[start Supplied information]

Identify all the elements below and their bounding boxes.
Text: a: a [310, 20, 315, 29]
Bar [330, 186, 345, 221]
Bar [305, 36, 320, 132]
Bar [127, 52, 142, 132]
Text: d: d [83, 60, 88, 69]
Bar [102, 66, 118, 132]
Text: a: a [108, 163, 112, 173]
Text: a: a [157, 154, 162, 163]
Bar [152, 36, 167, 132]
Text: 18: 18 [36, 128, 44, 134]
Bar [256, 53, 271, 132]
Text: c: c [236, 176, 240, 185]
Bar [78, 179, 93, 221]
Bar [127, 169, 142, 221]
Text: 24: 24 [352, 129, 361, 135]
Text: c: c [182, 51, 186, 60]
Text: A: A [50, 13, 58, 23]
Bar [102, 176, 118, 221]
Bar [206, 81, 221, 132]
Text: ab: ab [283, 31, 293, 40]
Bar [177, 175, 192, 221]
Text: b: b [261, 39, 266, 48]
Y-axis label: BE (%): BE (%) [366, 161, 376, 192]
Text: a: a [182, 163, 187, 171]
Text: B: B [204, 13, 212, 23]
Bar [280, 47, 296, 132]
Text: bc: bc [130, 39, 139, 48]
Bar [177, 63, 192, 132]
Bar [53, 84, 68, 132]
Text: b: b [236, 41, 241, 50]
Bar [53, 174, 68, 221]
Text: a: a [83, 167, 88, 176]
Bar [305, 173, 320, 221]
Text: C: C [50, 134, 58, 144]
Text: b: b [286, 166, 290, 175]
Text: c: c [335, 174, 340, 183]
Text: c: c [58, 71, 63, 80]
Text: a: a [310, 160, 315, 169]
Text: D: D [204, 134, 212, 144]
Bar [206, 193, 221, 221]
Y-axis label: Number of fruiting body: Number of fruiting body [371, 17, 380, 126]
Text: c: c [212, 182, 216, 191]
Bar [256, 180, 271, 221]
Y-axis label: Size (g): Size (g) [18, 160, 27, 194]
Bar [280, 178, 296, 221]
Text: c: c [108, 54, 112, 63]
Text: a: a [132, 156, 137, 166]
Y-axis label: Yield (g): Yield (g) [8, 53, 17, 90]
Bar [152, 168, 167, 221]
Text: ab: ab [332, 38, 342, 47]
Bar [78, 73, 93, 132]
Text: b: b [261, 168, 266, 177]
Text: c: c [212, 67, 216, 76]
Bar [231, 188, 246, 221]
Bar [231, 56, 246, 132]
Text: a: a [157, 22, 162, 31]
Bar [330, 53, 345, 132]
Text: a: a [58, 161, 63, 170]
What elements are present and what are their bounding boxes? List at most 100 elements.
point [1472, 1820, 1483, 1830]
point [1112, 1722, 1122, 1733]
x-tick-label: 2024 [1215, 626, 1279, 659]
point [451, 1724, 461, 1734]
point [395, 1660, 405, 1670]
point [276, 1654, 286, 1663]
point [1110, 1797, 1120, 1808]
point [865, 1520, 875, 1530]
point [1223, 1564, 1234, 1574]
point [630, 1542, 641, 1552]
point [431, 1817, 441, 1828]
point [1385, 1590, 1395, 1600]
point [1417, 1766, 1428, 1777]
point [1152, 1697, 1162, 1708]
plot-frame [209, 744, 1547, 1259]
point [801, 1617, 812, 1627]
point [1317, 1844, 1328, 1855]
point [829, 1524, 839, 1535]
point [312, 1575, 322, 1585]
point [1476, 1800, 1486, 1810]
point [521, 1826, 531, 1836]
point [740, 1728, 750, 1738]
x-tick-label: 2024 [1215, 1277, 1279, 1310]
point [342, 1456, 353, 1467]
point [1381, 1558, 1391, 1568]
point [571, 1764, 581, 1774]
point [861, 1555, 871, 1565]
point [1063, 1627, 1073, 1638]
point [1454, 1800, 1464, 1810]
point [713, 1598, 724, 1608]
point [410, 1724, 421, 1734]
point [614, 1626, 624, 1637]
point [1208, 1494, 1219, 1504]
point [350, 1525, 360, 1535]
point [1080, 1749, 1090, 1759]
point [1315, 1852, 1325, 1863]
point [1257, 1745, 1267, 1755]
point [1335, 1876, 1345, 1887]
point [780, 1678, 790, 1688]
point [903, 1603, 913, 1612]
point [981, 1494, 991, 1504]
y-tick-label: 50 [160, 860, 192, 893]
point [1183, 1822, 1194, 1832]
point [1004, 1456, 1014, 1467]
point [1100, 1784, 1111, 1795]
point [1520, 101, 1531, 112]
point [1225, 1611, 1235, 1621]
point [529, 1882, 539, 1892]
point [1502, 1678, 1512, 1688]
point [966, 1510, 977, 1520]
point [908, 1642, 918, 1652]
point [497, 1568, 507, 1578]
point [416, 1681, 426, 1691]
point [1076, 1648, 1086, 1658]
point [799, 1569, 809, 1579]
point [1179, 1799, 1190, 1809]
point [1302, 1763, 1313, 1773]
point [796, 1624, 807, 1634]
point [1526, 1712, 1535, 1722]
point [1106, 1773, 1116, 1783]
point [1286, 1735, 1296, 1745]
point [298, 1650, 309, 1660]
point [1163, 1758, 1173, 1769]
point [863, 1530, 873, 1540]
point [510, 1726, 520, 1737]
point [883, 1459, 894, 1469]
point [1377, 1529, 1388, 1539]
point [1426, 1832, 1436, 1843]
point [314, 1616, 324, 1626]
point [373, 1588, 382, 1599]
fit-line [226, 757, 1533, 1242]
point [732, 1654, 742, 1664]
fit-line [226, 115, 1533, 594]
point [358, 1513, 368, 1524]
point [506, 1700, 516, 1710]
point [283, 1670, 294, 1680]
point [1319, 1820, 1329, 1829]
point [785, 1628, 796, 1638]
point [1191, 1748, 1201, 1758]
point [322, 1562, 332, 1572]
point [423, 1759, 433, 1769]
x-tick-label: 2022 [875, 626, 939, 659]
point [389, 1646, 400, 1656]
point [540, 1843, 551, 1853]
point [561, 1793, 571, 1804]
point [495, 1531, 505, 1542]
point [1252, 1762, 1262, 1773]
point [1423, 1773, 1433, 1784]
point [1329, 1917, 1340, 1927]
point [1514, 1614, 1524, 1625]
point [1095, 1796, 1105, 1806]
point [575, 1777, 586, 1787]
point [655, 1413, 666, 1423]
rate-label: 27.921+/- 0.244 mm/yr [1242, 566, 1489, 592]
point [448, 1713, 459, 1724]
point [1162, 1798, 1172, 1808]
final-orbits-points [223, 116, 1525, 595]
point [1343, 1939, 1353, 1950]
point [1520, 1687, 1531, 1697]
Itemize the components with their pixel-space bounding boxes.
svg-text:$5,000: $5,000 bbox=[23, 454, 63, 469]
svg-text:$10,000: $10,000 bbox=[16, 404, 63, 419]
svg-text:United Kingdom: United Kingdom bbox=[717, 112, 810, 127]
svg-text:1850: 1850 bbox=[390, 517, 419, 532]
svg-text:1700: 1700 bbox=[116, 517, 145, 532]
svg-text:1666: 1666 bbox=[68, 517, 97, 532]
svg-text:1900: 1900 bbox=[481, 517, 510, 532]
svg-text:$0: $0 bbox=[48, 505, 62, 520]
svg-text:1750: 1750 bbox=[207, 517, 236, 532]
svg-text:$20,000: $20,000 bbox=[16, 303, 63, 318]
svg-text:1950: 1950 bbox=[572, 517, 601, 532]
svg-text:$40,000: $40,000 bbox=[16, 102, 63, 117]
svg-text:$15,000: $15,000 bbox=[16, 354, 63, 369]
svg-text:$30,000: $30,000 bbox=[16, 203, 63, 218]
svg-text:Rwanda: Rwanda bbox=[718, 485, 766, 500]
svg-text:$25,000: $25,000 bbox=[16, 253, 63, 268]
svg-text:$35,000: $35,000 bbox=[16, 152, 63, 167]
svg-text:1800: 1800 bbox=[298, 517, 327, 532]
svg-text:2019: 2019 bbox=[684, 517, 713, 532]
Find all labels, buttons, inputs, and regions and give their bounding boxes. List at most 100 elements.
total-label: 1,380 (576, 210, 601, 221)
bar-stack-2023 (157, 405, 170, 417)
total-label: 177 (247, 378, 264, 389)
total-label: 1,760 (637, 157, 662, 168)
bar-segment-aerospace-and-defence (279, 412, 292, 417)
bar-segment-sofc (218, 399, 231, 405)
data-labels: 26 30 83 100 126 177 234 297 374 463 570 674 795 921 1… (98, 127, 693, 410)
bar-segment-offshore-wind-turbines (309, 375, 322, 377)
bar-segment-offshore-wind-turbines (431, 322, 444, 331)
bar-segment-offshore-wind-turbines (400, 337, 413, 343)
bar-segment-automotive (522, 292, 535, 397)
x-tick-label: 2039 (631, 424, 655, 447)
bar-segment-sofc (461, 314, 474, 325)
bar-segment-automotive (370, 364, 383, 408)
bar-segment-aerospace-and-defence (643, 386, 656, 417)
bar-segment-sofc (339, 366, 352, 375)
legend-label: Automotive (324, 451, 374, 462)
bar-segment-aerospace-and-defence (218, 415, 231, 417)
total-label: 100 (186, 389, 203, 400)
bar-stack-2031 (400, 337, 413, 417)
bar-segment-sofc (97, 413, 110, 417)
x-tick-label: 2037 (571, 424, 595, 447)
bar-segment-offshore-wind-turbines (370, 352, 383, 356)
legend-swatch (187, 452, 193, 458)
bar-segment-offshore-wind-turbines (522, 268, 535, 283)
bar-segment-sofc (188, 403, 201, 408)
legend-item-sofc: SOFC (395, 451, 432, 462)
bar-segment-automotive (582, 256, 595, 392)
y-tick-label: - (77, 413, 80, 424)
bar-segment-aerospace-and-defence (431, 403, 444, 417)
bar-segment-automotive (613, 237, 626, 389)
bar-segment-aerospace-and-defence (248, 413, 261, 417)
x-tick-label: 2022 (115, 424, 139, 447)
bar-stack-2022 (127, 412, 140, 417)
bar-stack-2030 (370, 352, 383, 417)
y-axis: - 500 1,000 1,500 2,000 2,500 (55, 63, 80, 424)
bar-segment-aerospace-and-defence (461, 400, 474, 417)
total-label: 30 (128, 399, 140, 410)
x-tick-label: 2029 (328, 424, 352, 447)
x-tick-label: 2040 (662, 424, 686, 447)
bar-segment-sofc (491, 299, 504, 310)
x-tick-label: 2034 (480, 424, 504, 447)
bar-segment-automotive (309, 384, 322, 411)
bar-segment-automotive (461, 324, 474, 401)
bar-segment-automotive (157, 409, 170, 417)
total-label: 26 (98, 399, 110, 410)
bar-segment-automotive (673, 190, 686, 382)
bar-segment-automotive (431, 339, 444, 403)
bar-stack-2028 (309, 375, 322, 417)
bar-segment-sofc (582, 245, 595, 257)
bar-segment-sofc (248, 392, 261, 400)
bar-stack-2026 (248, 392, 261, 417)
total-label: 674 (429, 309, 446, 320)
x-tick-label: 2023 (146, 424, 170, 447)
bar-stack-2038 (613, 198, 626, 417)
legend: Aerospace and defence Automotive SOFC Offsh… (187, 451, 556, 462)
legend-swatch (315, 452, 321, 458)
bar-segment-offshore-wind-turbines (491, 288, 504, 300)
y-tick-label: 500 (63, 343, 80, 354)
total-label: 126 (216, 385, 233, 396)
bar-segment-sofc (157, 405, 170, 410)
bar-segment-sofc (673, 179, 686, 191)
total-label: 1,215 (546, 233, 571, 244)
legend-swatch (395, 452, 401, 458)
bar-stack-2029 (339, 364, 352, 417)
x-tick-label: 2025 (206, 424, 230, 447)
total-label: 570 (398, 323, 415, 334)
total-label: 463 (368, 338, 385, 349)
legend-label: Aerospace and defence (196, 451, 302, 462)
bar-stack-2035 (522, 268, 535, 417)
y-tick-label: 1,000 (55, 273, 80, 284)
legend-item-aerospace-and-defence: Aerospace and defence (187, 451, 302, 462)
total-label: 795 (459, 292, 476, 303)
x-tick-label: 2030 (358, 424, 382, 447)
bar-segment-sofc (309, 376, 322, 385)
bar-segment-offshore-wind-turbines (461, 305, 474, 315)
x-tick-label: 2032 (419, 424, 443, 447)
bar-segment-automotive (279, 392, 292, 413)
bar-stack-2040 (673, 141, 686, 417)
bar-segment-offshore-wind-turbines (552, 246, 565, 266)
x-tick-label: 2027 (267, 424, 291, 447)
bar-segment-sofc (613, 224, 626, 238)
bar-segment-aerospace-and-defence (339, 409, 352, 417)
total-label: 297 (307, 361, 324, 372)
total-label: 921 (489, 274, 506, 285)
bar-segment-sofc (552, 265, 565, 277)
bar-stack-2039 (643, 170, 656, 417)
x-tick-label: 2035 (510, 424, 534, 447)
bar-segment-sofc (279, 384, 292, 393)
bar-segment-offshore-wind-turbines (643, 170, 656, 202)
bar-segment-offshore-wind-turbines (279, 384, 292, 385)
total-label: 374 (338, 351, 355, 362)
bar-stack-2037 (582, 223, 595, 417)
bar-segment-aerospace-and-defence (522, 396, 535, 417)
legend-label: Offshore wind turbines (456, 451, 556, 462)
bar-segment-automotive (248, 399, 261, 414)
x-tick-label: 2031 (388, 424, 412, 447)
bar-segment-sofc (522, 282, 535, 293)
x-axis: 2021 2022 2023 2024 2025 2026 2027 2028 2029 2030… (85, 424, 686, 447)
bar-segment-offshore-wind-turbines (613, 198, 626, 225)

[end Supplied information]

Lay out the rows as a JSON list of strings, one string per line, starting at the first row and ending at the line that contains "Bar [53, 84, 68, 132]". Include both ends, and leave out blank lines.

[
  "Identify all the elements below and their bounding boxes.",
  "Text: a: a [310, 20, 315, 29]",
  "Bar [330, 186, 345, 221]",
  "Bar [305, 36, 320, 132]",
  "Bar [127, 52, 142, 132]",
  "Text: d: d [83, 60, 88, 69]",
  "Bar [102, 66, 118, 132]",
  "Text: a: a [108, 163, 112, 173]",
  "Text: a: a [157, 154, 162, 163]",
  "Bar [152, 36, 167, 132]",
  "Text: 18: 18 [36, 128, 44, 134]",
  "Bar [256, 53, 271, 132]",
  "Text: c: c [236, 176, 240, 185]",
  "Bar [78, 179, 93, 221]",
  "Bar [127, 169, 142, 221]",
  "Text: 24: 24 [352, 129, 361, 135]",
  "Text: c: c [182, 51, 186, 60]",
  "Text: A: A [50, 13, 58, 23]",
  "Bar [102, 176, 118, 221]",
  "Bar [206, 81, 221, 132]",
  "Text: ab: ab [283, 31, 293, 40]",
  "Bar [177, 175, 192, 221]",
  "Text: b: b [261, 39, 266, 48]",
  "Y-axis label: BE (%): BE (%) [366, 161, 376, 192]",
  "Text: a: a [182, 163, 187, 171]",
  "Text: B: B [204, 13, 212, 23]",
  "Bar [280, 47, 296, 132]",
  "Text: bc: bc [130, 39, 139, 48]",
  "Bar [177, 63, 192, 132]",
  "Bar [53, 84, 68, 132]"
]